### Given information ###
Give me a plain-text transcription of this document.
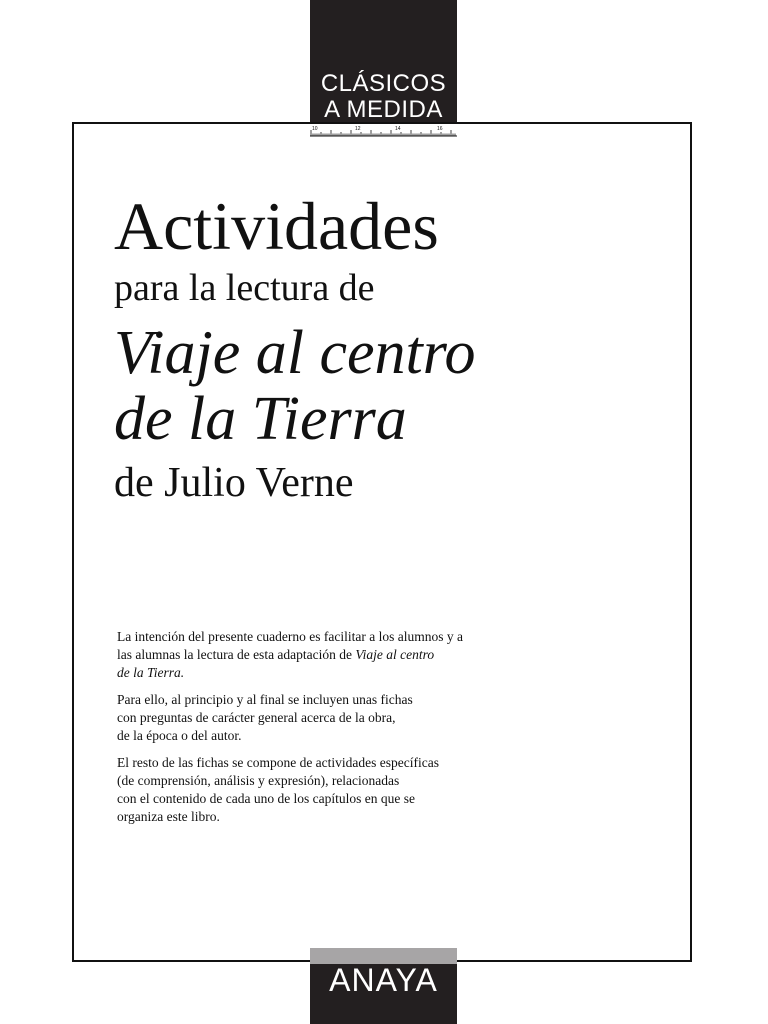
CLÁSICOS
A MEDIDA
10	12	14	16
Actividades
para la lectura de
Viaje al centro
de la Tierra
de Julio Verne

La intención del presente cuaderno es facilitar a los alumnos y a
las alumnas la lectura de esta adaptación de Viaje al centro
de la Tierra.

Para ello, al principio y al final se incluyen unas fichas
con preguntas de carácter general acerca de la obra,
de la época o del autor.

El resto de las fichas se compone de actividades específicas
(de comprensión, análisis y expresión), relacionadas
con el contenido de cada uno de los capítulos en que se
organiza este libro.

ANAYA
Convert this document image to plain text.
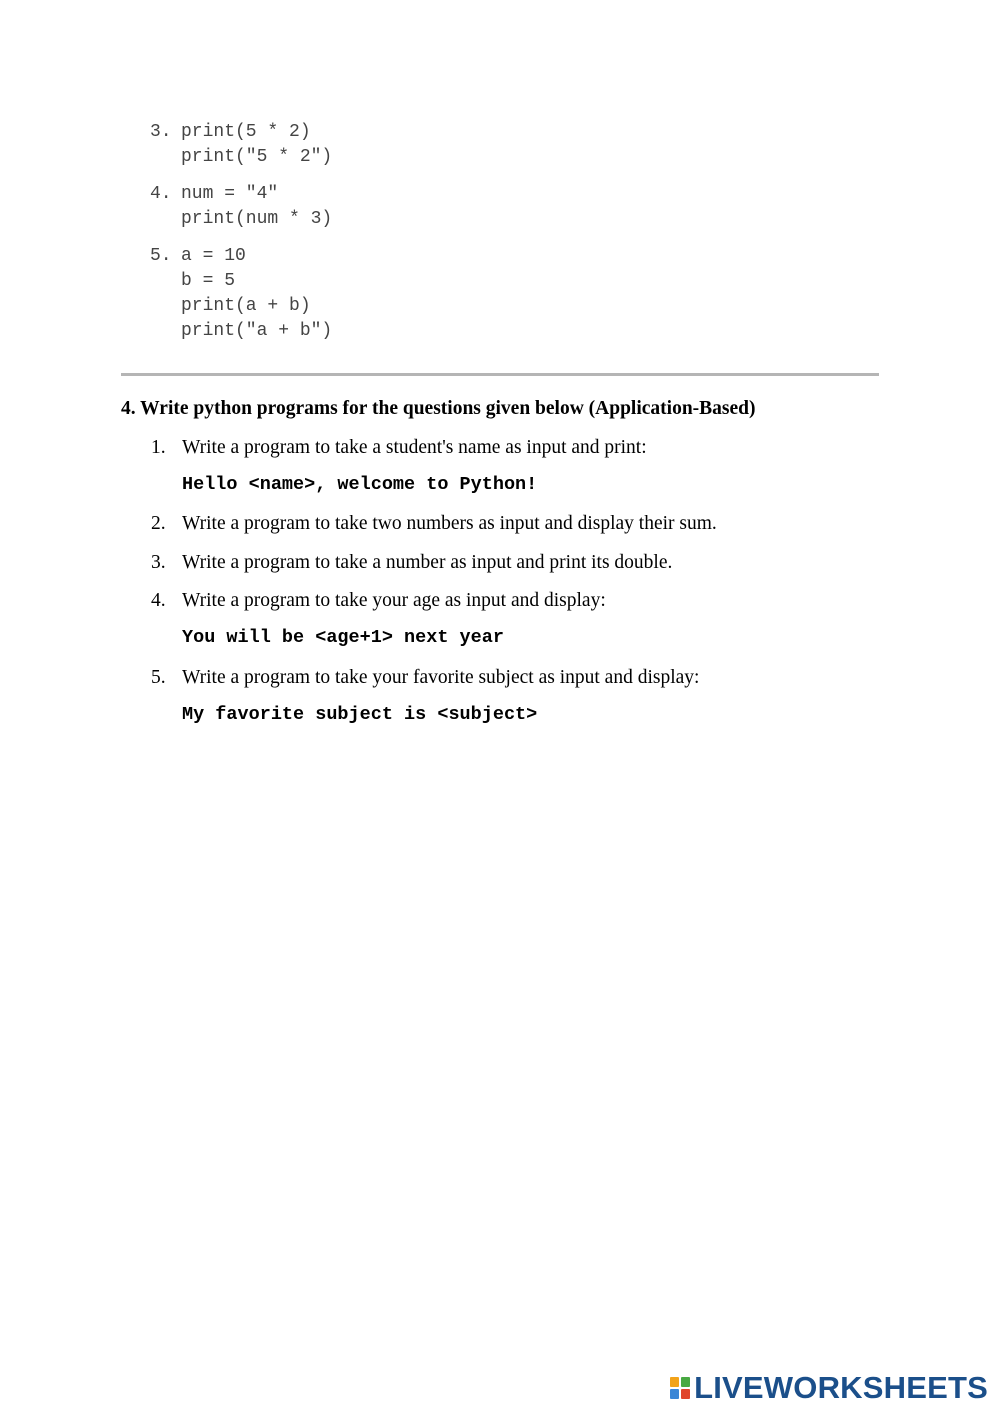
3. print(5 * 2)
print("5 * 2")
4. num = "4"
print(num * 3)
5. a = 10
b = 5
print(a + b)
print("a + b")
4. Write python programs for the questions given below (Application-Based)
1. Write a program to take a student's name as input and print:
Hello <name>, welcome to Python!
2. Write a program to take two numbers as input and display their sum.
3. Write a program to take a number as input and print its double.
4. Write a program to take your age as input and display:
You will be <age+1> next year
5. Write a program to take your favorite subject as input and display:
My favorite subject is <subject>
LIVEWORKSHEETS
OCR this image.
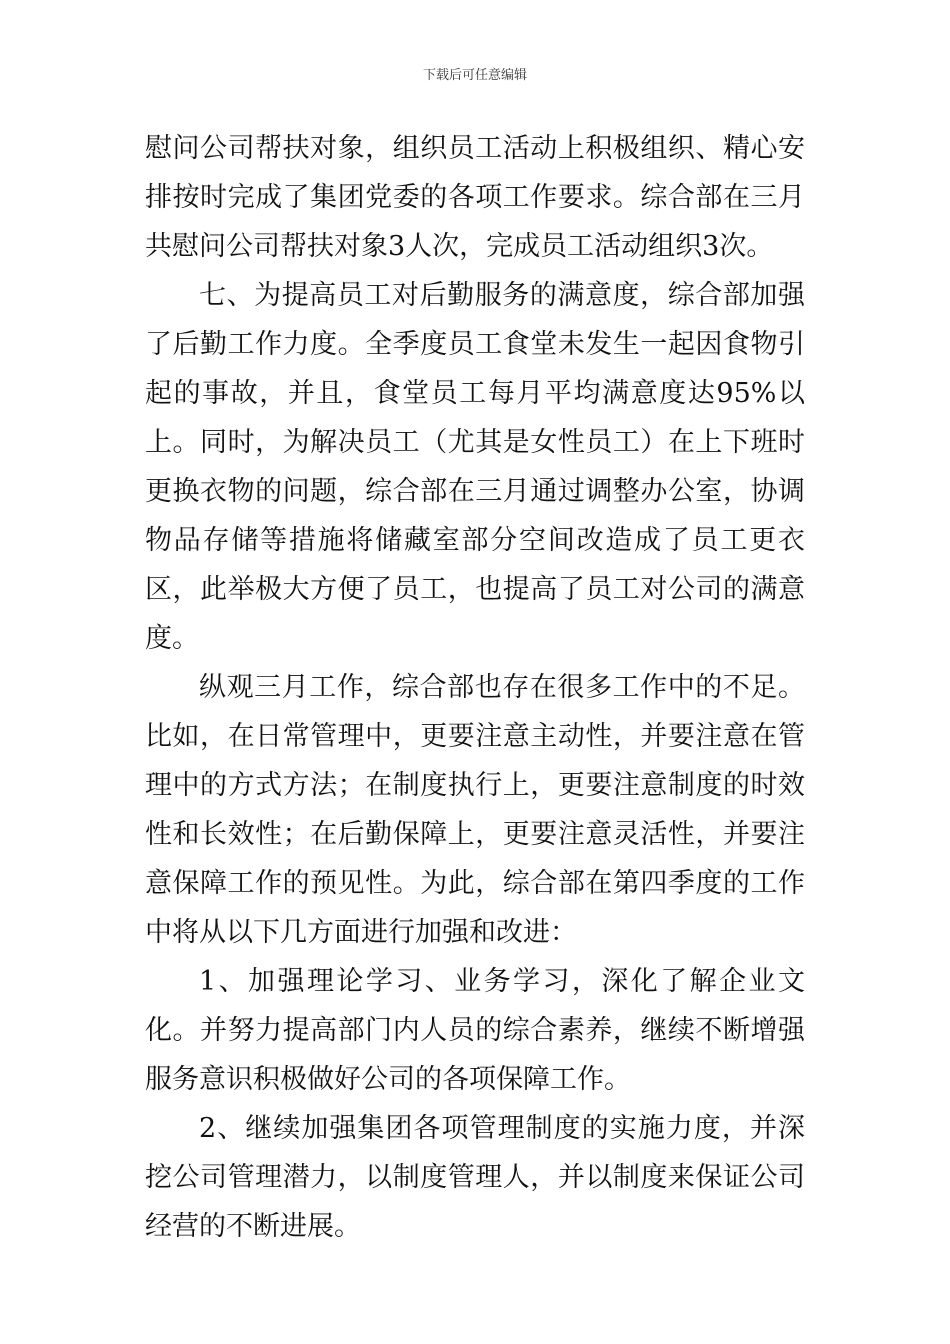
下载后可任意编辑

慰问公司帮扶对象，组织员工活动上积极组织、精心安排按时完成了集团党委的各项工作要求。综合部在三月共慰问公司帮扶对象3人次，完成员工活动组织3次。

七、为提高员工对后勤服务的满意度，综合部加强了后勤工作力度。全季度员工食堂未发生一起因食物引起的事故，并且，食堂员工每月平均满意度达95%以上。同时，为解决员工（尤其是女性员工）在上下班时更换衣物的问题，综合部在三月通过调整办公室，协调物品存储等措施将储藏室部分空间改造成了员工更衣区，此举极大方便了员工，也提高了员工对公司的满意度。

纵观三月工作，综合部也存在很多工作中的不足。比如，在日常管理中，更要注意主动性，并要注意在管理中的方式方法；在制度执行上，更要注意制度的时效性和长效性；在后勤保障上，更要注意灵活性，并要注意保障工作的预见性。为此，综合部在第四季度的工作中将从以下几方面进行加强和改进：

1、加强理论学习、业务学习，深化了解企业文化。并努力提高部门内人员的综合素养，继续不断增强服务意识积极做好公司的各项保障工作。

2、继续加强集团各项管理制度的实施力度，并深挖公司管理潜力，以制度管理人，并以制度来保证公司经营的不断进展。
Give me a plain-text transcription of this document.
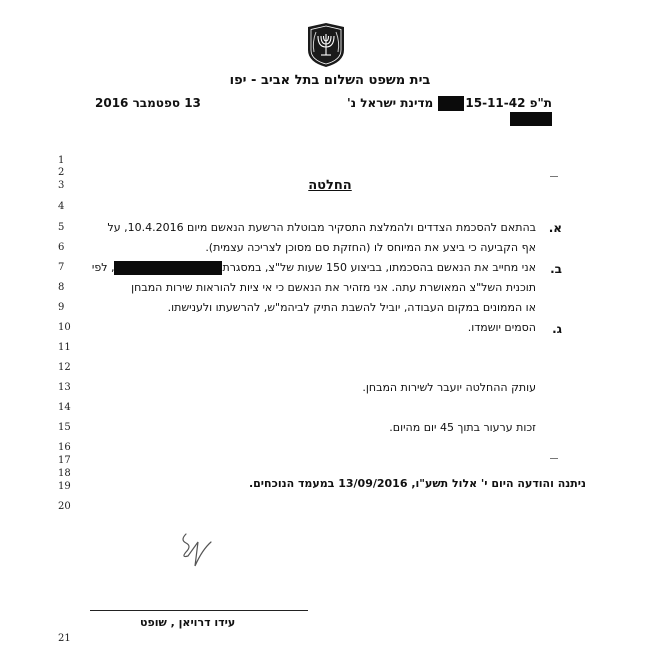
בית משפט השלום בתל אביב - יפו
ת"פ 15-11-42 מדינת ישראל נ'
13 ספטמבר 2016
1
2
3
4
5
6
7
8
9
10
11
12
13
14
15
16
17
18
19
20
21
החלטה
א.
בהתאם להסכמת הצדדים ולהמלצת התסקיר מבוטלת הרשעת הנאשם מיום 10.4.2016, על
אף הקביעה כי ביצע את המיוחס לו (החזקת סם מסוכן לצריכה עצמית).
ב.
אני מחייב את הנאשם בהסכמתו, בביצוע 150 שעות של"צ, במסגרת, לפי
תוכנית השל"צ המאושרת עתה. אני מזהיר את הנאשם כי אי ציות להוראות שירות המבחן
או הממונים במקום העבודה, יוביל להשבת התיק לביהמ"ש, להרשעתו ולענישתו.
ג.
הסמים יושמדו.
עותק ההחלטה יועבר לשירות המבחן.
זכות ערעור בתוך 45 יום מהיום.
ניתנה והודעה היום י' אלול תשע"ו, 13/09/2016 במעמד הנוכחים.
עידו דרויאן , שופט
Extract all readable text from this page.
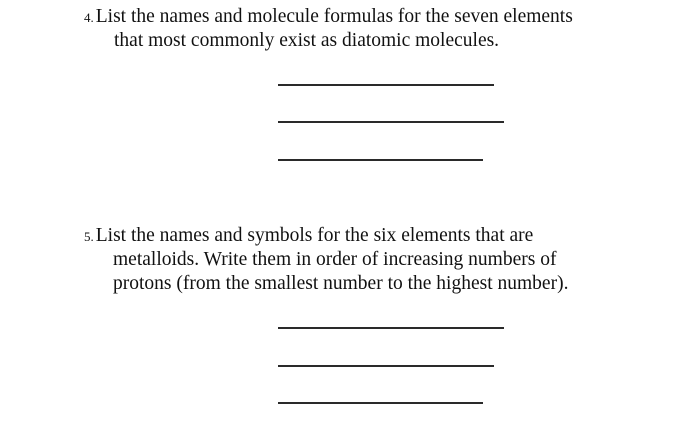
4. List the names and molecule formulas for the seven elements
that most commonly exist as diatomic molecules.
5. List the names and symbols for the six elements that are
metalloids. Write them in order of increasing numbers of
protons (from the smallest number to the highest number).
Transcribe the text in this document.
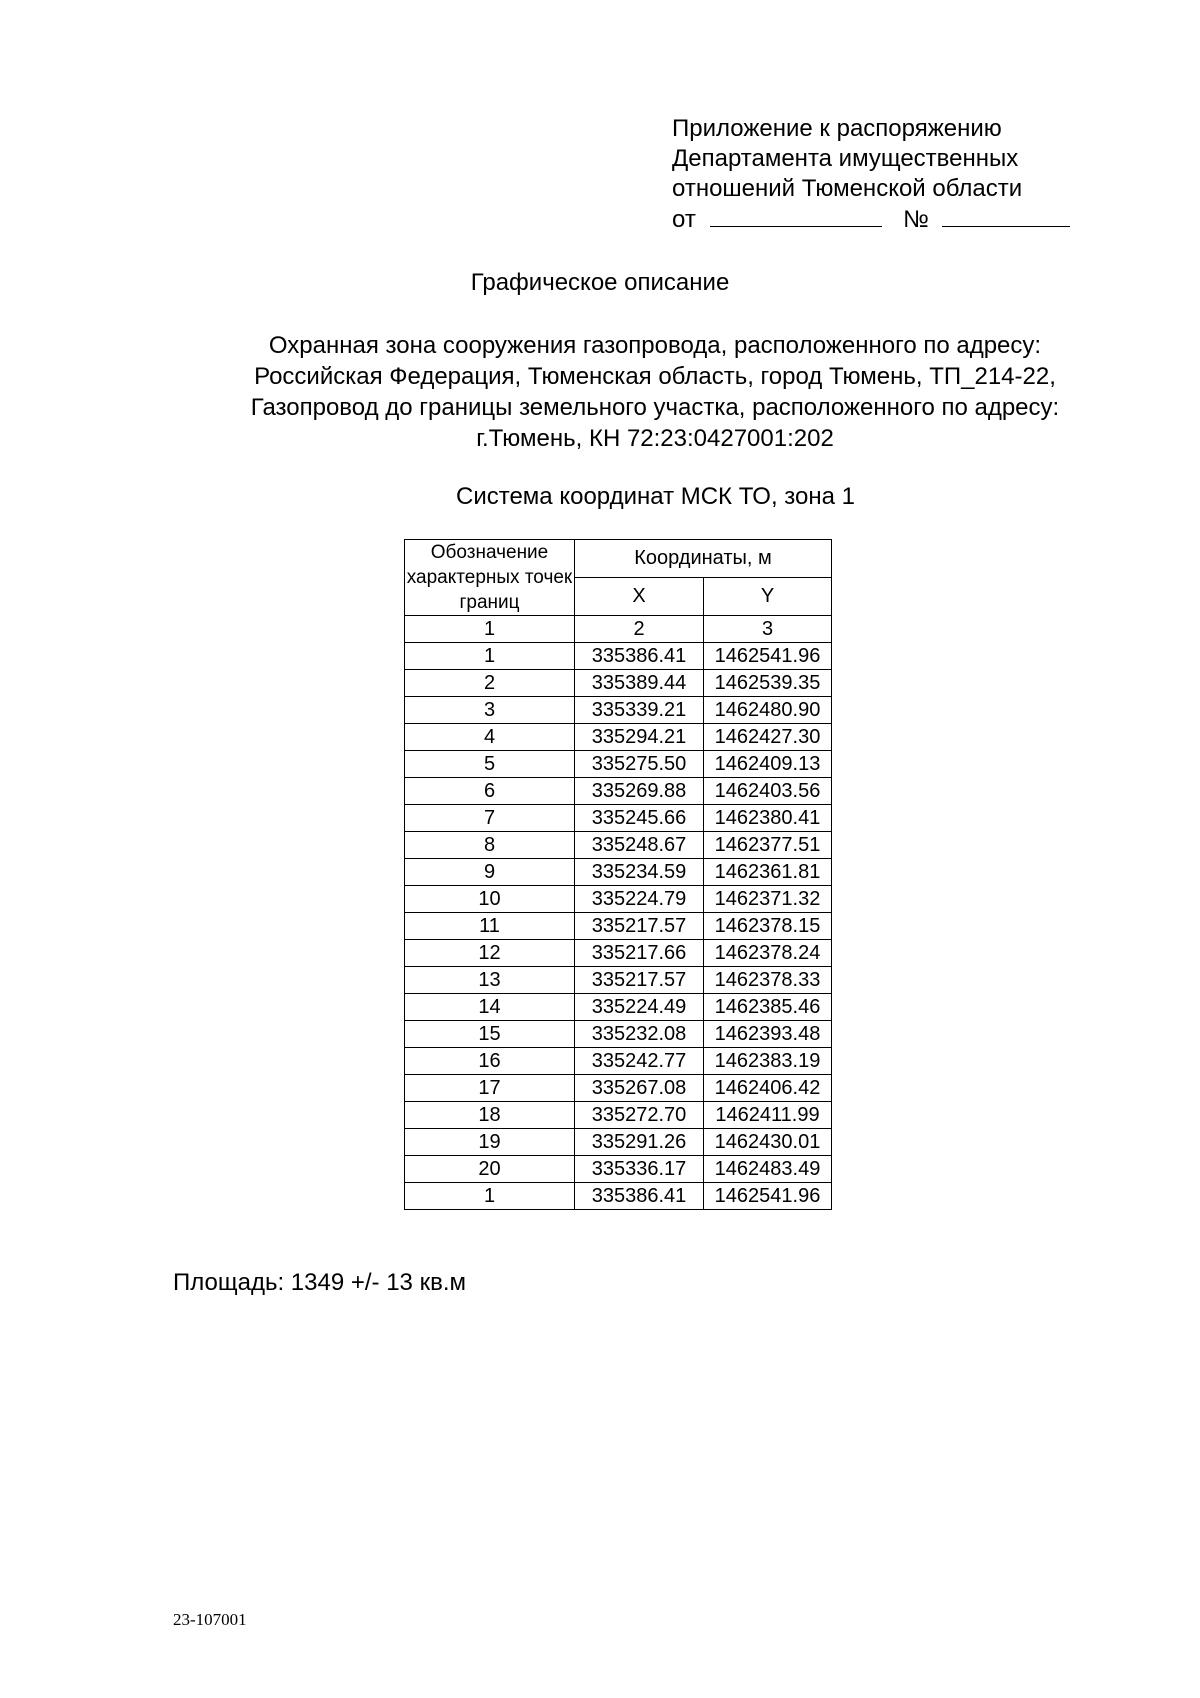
Приложение к распоряжению
Департамента имущественных
отношений Тюменской области
от	№
Графическое описание
Охранная зона сооружения газопровода, расположенного по адресу:
Российская Федерация, Тюменская область, город Тюмень, ТП_214-22,
Газопровод до границы земельного участка, расположенного по адресу:
г.Тюмень, КН 72:23:0427001:202
Система координат МСК ТО, зона 1
Обозначение характерных точек границ	Координаты, м	
	X	Y
1	2	3
1	335386.41	1462541.96
2	335389.44	1462539.35
3	335339.21	1462480.90
4	335294.21	1462427.30
5	335275.50	1462409.13
6	335269.88	1462403.56
7	335245.66	1462380.41
8	335248.67	1462377.51
9	335234.59	1462361.81
10	335224.79	1462371.32
11	335217.57	1462378.15
12	335217.66	1462378.24
13	335217.57	1462378.33
14	335224.49	1462385.46
15	335232.08	1462393.48
16	335242.77	1462383.19
17	335267.08	1462406.42
18	335272.70	1462411.99
19	335291.26	1462430.01
20	335336.17	1462483.49
1	335386.41	1462541.96
Площадь: 1349 +/- 13 кв.м
23-107001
###
Exercise details: Nothing in the entries above should change when they are printed again, except that the pictures are dropped.

Correct output:
Give me a plain-text transcription of this document.
CLÁSICOS
A MEDIDA
10	12	14	16
Actividades
para la lectura de
Viaje al centro
de la Tierra
de Julio Verne

La intención del presente cuaderno es facilitar a los alumnos y a
las alumnas la lectura de esta adaptación de Viaje al centro
de la Tierra.

Para ello, al principio y al final se incluyen unas fichas
con preguntas de carácter general acerca de la obra,
de la época o del autor.

El resto de las fichas se compone de actividades específicas
(de comprensión, análisis y expresión), relacionadas
con el contenido de cada uno de los capítulos en que se
organiza este libro.

ANAYA
Convert this document image to plain text.
3. print(5 * 2)
print("5 * 2")
4. num = "4"
print(num * 3)
5. a = 10
b = 5
print(a + b)
print("a + b")
4. Write python programs for the questions given below (Application-Based)
1. Write a program to take a student's name as input and print:
Hello <name>, welcome to Python!
2. Write a program to take two numbers as input and display their sum.
3. Write a program to take a number as input and print its double.
4. Write a program to take your age as input and display:
You will be <age+1> next year
5. Write a program to take your favorite subject as input and display:
My favorite subject is <subject>
LIVEWORKSHEETS
OCR this image.
下载后可任意编辑

慰问公司帮扶对象，组织员工活动上积极组织、精心安排按时完成了集团党委的各项工作要求。综合部在三月共慰问公司帮扶对象3人次，完成员工活动组织3次。

七、为提高员工对后勤服务的满意度，综合部加强了后勤工作力度。全季度员工食堂未发生一起因食物引起的事故，并且，食堂员工每月平均满意度达95%以上。同时，为解决员工（尤其是女性员工）在上下班时更换衣物的问题，综合部在三月通过调整办公室，协调物品存储等措施将储藏室部分空间改造成了员工更衣区，此举极大方便了员工，也提高了员工对公司的满意度。

纵观三月工作，综合部也存在很多工作中的不足。比如，在日常管理中，更要注意主动性，并要注意在管理中的方式方法；在制度执行上，更要注意制度的时效性和长效性；在后勤保障上，更要注意灵活性，并要注意保障工作的预见性。为此，综合部在第四季度的工作中将从以下几方面进行加强和改进：

1、加强理论学习、业务学习，深化了解企业文化。并努力提高部门内人员的综合素养，继续不断增强服务意识积极做好公司的各项保障工作。

2、继续加强集团各项管理制度的实施力度，并深挖公司管理潜力，以制度管理人，并以制度来保证公司经营的不断进展。
Give me a plain-text transcription of this document.
בית משפט השלום בתל אביב - יפו
ת"פ 15-11-42 מדינת ישראל נ'
13 ספטמבר 2016
1
2
3
4
5
6
7
8
9
10
11
12
13
14
15
16
17
18
19
20
21
החלטה
א.
בהתאם להסכמת הצדדים ולהמלצת התסקיר מבוטלת הרשעת הנאשם מיום 10.4.2016, על
אף הקביעה כי ביצע את המיוחס לו (החזקת סם מסוכן לצריכה עצמית).
ב.
אני מחייב את הנאשם בהסכמתו, בביצוע 150 שעות של"צ, במסגרת, לפי
תוכנית השל"צ המאושרת עתה. אני מזהיר את הנאשם כי אי ציות להוראות שירות המבחן
או הממונים במקום העבודה, יוביל להשבת התיק לביהמ"ש, להרשעתו ולענישתו.
ג.
הסמים יושמדו.
עותק ההחלטה יועבר לשירות המבחן.
זכות ערעור בתוך 45 יום מהיום.
ניתנה והודעה היום י' אלול תשע"ו, 13/09/2016 במעמד הנוכחים.
עידו דרויאן , שופט
Extract all readable text from this page.
4. List the names and molecule formulas for the seven elements
that most commonly exist as diatomic molecules.
5. List the names and symbols for the six elements that are
metalloids. Write them in order of increasing numbers of
protons (from the smallest number to the highest number).
Transcribe the text in this document.
Приложение к распоряжению
Департамента имущественных
отношений Тюменской области
от	№
Графическое описание
Охранная зона сооружения газопровода, расположенного по адресу:
Российская Федерация, Тюменская область, город Тюмень, ТП_214-22,
Газопровод до границы земельного участка, расположенного по адресу:
г.Тюмень, КН 72:23:0427001:202
Система координат МСК ТО, зона 1
Обозначение характерных точек границ	Координаты, м	
	X	Y
1	2	3
1	335386.41	1462541.96
2	335389.44	1462539.35
3	335339.21	1462480.90
4	335294.21	1462427.30
5	335275.50	1462409.13
6	335269.88	1462403.56
7	335245.66	1462380.41
8	335248.67	1462377.51
9	335234.59	1462361.81
10	335224.79	1462371.32
11	335217.57	1462378.15
12	335217.66	1462378.24
13	335217.57	1462378.33
14	335224.49	1462385.46
15	335232.08	1462393.48
16	335242.77	1462383.19
17	335267.08	1462406.42
18	335272.70	1462411.99
19	335291.26	1462430.01
20	335336.17	1462483.49
1	335386.41	1462541.96
Площадь: 1349 +/- 13 кв.м
23-107001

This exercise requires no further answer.